## begin Listed records

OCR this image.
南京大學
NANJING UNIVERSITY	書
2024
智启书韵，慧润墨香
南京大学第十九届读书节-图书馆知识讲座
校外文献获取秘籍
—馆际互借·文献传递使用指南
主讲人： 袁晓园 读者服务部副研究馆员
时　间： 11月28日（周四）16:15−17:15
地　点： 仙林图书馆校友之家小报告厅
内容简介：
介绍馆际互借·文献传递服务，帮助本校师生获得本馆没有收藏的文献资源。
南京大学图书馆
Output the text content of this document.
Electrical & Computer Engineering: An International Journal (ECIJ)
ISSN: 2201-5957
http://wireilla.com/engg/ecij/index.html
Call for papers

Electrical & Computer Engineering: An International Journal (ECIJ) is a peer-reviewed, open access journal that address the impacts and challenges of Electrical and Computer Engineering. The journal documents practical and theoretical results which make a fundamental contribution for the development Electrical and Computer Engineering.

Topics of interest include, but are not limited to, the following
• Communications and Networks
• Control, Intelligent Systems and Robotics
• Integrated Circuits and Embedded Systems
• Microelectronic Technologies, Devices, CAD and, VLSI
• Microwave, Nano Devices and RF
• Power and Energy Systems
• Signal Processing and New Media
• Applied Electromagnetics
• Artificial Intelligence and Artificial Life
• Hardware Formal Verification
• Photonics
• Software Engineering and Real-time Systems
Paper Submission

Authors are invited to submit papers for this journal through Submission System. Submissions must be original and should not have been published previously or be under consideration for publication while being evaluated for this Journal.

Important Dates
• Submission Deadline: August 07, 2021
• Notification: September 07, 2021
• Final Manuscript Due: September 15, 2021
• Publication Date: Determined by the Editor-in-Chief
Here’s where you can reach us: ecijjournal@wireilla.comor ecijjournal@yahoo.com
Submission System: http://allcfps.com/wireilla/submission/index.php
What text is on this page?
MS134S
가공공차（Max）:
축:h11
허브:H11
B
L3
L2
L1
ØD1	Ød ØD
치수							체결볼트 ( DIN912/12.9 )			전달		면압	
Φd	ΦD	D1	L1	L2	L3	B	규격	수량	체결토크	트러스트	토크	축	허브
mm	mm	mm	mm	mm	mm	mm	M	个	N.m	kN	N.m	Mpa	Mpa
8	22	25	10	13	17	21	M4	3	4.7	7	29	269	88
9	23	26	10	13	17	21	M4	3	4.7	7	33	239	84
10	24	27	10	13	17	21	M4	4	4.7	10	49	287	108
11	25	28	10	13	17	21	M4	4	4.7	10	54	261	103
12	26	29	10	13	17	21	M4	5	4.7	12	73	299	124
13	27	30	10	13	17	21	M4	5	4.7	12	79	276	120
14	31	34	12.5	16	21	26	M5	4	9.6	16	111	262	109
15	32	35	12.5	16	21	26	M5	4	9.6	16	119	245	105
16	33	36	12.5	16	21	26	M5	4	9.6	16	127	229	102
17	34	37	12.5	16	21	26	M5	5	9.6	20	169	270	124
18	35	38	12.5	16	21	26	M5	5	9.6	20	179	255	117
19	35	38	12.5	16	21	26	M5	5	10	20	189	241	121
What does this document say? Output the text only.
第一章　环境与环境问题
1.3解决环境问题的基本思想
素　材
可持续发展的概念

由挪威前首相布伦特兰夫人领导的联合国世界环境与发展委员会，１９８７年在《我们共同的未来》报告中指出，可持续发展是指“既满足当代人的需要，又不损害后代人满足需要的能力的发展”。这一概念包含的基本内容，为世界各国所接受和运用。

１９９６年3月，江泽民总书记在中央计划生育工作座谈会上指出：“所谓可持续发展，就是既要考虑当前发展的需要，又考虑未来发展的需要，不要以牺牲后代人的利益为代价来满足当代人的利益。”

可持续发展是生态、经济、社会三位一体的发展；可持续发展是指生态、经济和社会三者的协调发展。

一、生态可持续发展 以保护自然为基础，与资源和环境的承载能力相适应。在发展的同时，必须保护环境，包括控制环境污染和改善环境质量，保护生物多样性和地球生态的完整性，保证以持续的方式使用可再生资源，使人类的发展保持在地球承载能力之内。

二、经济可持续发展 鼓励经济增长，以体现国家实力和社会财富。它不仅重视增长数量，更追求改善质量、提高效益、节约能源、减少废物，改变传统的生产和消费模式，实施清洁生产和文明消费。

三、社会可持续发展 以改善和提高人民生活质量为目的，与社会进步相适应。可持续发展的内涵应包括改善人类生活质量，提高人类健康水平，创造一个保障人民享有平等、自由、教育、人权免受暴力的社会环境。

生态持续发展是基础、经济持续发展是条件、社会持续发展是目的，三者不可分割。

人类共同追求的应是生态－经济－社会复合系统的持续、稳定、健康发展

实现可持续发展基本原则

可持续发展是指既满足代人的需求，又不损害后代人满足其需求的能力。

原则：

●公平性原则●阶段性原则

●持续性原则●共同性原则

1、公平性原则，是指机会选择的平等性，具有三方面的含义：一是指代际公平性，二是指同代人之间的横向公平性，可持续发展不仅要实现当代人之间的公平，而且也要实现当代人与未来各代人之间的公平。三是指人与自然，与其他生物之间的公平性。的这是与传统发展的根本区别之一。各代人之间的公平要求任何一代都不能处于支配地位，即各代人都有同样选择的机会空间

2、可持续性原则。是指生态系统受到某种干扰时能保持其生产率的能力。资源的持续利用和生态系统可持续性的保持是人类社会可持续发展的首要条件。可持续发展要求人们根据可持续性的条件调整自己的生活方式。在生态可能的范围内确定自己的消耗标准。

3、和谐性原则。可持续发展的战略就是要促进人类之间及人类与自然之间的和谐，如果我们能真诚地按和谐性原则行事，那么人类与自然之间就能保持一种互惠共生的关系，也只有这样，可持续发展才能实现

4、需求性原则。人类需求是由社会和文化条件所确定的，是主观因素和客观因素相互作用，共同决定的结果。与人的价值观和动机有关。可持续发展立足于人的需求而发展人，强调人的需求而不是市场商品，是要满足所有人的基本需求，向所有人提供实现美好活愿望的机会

## end Listed records

In the records above, how many lines include "September"? Give that number and nothing more.

2